--- START Material supplied ---
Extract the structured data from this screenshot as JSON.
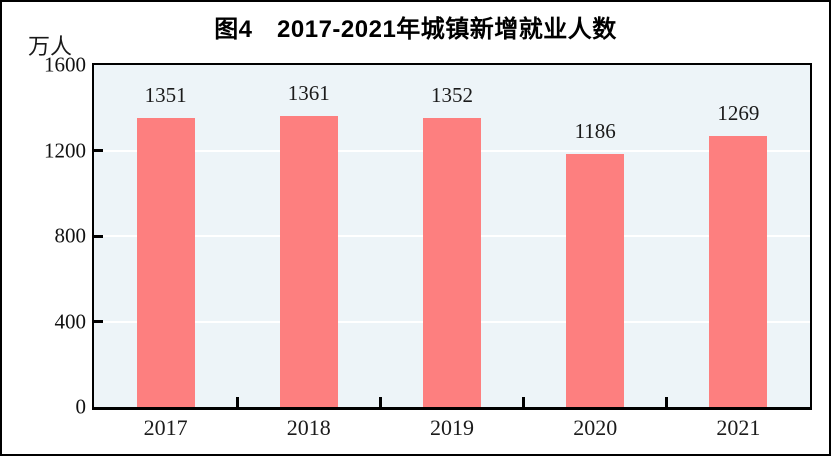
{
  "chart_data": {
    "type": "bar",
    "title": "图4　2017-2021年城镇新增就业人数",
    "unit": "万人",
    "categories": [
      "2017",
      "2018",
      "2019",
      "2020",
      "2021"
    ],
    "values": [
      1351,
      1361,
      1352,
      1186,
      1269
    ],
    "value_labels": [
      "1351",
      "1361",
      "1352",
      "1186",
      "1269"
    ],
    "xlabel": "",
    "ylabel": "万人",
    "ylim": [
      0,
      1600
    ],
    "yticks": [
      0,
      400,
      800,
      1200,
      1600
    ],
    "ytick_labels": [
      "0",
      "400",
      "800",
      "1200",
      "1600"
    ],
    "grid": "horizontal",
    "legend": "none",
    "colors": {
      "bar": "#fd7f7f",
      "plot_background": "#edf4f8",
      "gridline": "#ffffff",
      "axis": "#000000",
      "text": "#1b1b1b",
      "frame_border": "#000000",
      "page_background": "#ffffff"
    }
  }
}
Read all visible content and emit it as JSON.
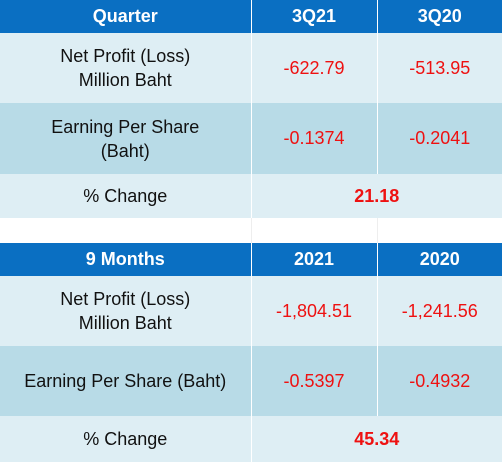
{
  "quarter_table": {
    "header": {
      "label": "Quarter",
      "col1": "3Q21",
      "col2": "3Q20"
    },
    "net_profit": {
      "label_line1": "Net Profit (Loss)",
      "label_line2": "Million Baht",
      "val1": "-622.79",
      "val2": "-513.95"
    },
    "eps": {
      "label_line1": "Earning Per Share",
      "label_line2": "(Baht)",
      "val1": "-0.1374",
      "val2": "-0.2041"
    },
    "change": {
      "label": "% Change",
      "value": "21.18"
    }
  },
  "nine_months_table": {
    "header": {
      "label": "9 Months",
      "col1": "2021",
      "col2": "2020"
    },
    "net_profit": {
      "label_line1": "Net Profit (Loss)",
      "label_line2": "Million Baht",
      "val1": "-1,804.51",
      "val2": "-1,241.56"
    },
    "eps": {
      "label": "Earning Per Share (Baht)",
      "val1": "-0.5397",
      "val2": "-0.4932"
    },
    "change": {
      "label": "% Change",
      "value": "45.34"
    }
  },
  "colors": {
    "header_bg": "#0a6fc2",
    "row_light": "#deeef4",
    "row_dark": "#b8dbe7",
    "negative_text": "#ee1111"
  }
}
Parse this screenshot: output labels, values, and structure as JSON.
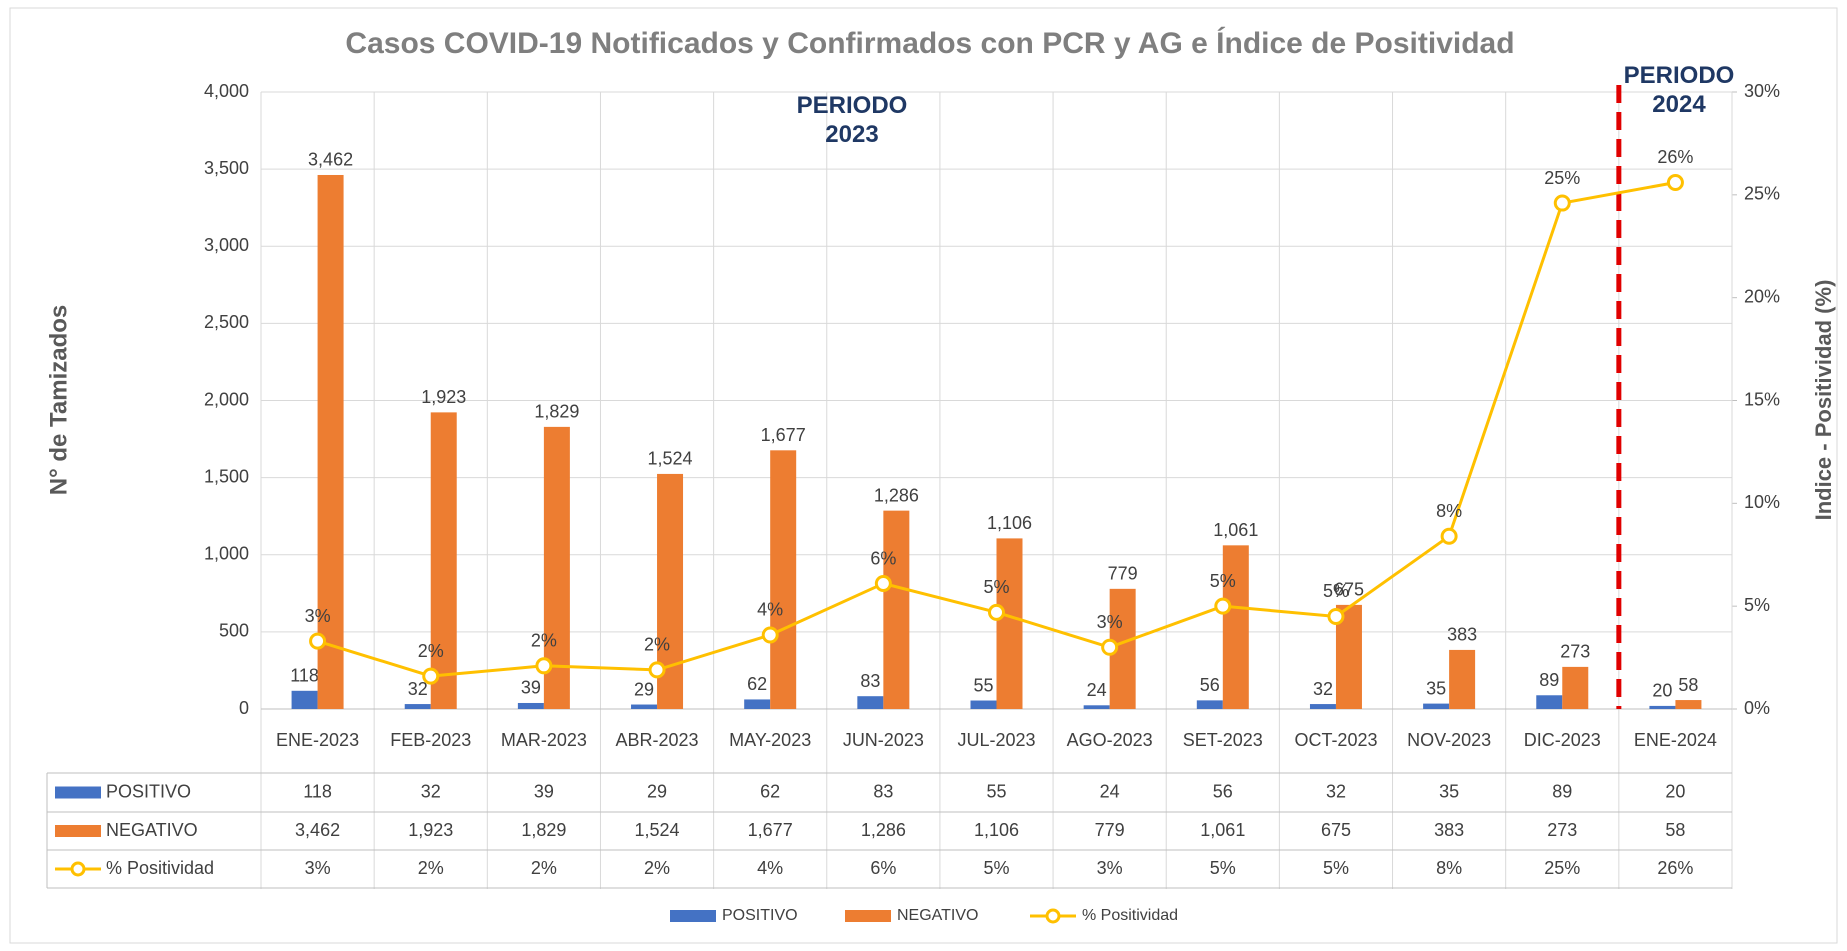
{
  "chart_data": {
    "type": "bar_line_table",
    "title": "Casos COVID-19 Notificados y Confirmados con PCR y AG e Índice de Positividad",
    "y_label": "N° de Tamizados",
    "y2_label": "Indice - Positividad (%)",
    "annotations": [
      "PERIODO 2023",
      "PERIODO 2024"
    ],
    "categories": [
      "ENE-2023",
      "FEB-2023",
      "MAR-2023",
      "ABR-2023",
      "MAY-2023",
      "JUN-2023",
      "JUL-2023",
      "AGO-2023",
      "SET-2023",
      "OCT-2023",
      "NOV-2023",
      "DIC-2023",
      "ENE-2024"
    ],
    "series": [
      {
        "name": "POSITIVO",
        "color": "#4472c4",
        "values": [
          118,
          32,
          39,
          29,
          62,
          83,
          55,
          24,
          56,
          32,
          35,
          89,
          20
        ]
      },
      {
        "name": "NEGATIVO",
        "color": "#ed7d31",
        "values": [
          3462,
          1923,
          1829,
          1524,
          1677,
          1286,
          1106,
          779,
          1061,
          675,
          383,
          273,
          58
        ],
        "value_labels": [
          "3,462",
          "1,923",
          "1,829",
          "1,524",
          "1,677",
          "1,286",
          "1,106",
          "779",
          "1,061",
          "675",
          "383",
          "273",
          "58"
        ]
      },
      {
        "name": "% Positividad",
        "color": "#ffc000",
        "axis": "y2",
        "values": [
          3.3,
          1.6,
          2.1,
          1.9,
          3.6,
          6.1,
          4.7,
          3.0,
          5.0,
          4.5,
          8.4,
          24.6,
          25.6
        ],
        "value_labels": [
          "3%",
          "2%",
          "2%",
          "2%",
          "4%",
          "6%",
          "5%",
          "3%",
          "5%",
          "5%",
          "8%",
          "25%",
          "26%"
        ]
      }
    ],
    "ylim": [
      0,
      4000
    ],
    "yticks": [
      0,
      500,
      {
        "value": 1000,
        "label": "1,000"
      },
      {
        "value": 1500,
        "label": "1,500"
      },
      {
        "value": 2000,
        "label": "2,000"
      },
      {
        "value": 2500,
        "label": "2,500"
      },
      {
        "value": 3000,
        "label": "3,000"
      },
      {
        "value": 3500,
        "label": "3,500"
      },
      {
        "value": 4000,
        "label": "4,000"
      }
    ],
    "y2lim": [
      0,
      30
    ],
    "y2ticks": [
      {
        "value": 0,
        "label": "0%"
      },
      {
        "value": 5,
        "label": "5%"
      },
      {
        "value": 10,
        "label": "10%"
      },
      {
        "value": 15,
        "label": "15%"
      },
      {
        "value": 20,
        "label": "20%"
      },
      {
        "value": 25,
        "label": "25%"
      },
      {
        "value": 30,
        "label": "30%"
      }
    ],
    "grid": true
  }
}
--- END Material supplied ---
--- START Material supplied ---
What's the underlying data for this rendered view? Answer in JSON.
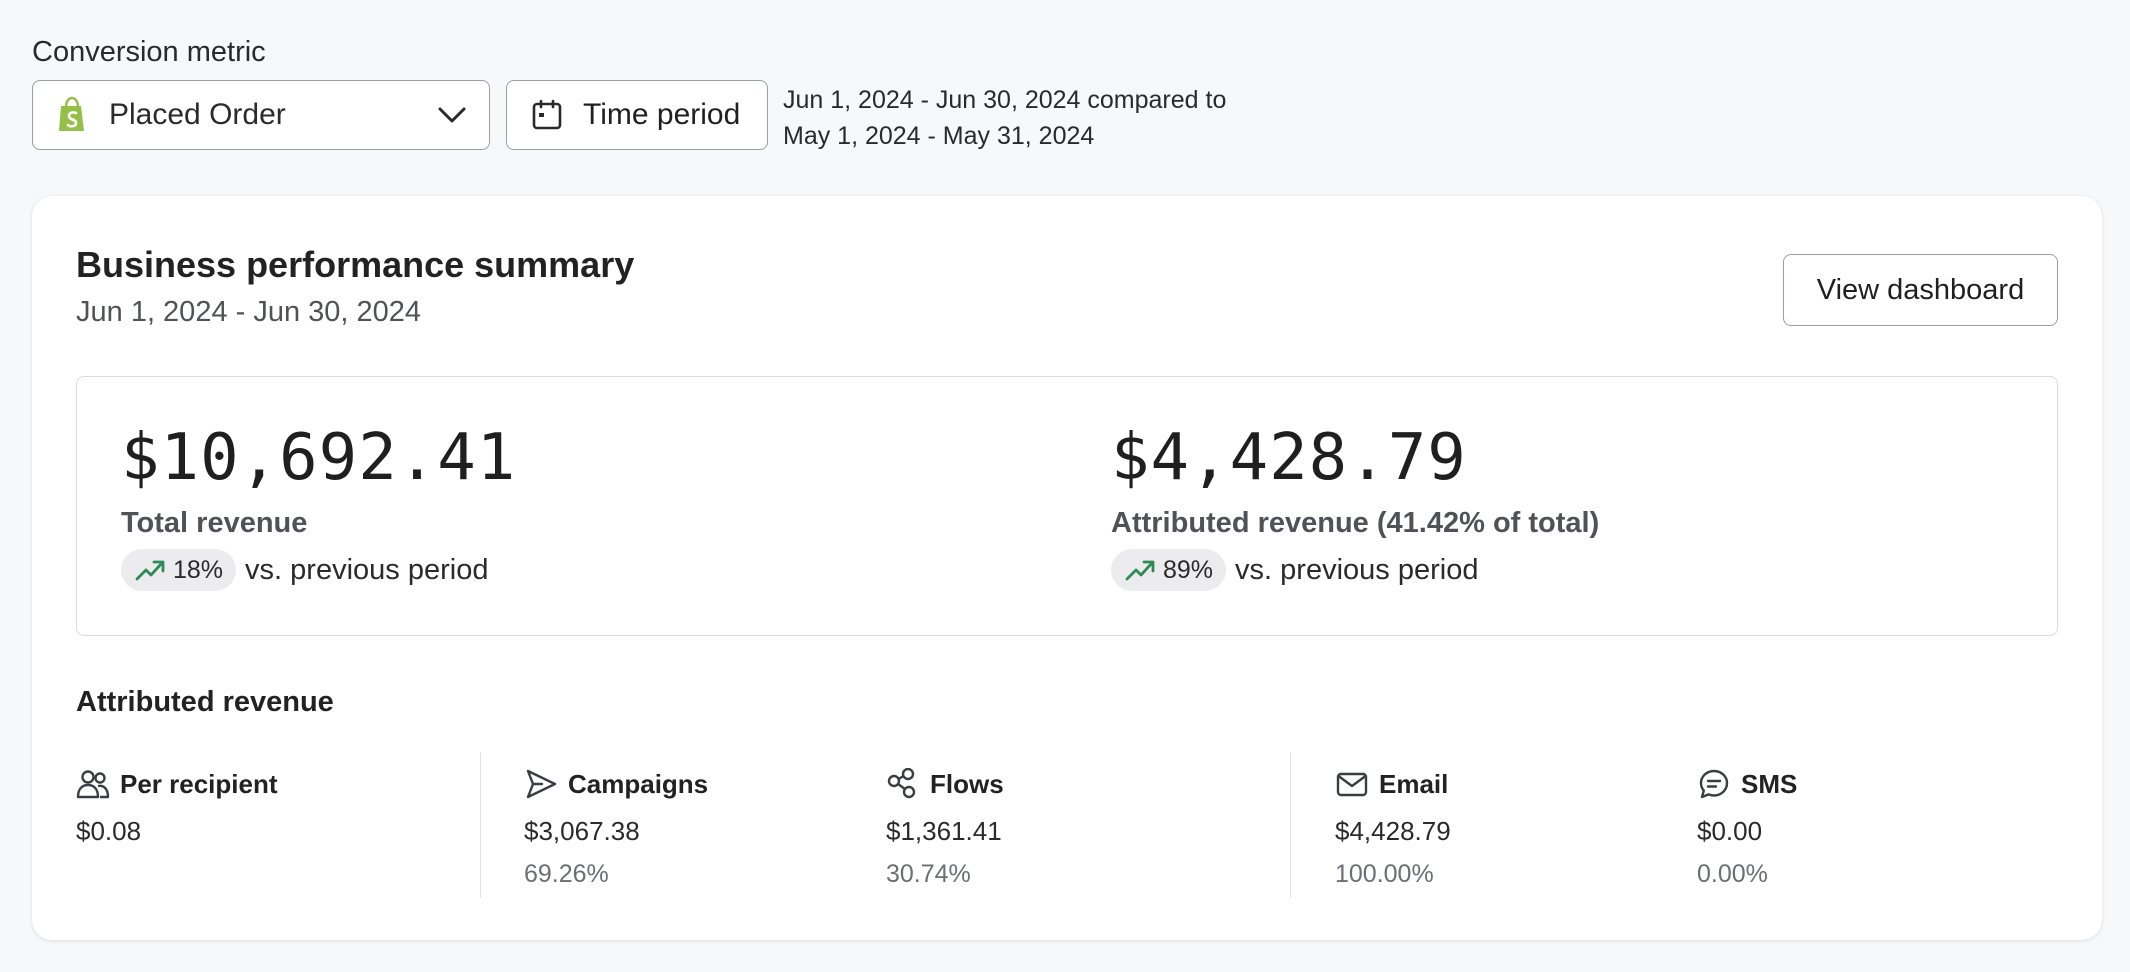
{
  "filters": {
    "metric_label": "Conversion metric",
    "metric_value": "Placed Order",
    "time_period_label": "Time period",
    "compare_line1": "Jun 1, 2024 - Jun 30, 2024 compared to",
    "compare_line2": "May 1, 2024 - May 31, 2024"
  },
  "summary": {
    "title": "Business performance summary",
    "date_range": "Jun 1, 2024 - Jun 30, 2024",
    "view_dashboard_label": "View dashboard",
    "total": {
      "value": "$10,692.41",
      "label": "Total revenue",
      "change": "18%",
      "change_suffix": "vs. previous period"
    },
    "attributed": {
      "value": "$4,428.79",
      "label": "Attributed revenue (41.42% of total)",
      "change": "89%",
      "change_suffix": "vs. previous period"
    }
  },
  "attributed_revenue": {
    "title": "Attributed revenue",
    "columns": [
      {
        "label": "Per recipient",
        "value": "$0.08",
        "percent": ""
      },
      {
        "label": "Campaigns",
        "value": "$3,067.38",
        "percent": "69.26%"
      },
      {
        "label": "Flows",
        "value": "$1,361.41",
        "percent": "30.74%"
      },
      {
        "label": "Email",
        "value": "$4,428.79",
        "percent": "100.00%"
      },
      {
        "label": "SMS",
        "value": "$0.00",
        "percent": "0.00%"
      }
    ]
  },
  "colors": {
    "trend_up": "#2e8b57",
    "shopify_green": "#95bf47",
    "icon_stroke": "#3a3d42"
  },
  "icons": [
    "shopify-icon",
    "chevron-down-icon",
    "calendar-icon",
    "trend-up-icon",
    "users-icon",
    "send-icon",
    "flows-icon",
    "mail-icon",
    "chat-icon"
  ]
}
--- END Material supplied ---
--- START Material supplied ---
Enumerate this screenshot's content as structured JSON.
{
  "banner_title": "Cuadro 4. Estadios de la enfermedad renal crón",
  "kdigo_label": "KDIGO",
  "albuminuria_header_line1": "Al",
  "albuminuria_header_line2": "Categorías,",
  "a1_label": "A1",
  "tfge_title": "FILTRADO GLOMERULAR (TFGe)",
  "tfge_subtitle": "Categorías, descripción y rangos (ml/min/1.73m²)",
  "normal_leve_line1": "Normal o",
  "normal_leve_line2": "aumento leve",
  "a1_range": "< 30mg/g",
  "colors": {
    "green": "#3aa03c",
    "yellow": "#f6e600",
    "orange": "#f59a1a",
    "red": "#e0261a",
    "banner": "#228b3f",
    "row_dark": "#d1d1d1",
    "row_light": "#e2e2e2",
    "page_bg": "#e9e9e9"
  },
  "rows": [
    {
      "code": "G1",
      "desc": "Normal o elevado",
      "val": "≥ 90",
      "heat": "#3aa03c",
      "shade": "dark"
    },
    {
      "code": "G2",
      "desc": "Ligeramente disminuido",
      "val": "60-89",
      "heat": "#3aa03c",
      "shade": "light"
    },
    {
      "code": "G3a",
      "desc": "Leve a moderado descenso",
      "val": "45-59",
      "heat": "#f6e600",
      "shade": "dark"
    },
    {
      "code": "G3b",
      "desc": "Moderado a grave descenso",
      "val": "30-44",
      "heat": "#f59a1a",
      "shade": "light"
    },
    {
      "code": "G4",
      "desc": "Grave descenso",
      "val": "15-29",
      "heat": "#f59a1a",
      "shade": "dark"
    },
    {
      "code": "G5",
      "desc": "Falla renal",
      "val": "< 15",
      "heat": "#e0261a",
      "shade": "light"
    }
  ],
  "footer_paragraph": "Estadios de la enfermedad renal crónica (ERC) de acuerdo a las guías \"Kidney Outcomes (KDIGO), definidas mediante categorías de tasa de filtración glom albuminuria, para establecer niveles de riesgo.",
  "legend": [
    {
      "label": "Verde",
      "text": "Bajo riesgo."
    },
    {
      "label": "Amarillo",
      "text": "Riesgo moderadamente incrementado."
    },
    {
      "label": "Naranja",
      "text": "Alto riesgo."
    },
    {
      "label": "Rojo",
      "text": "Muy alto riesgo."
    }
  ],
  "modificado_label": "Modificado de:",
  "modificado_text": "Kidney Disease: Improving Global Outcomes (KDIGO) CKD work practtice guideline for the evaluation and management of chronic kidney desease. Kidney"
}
--- END Material supplied ---
**Short task**
Going through the entries above line by line, work out how many lines include the word "screenshot". Only the number is required.

**Result**
3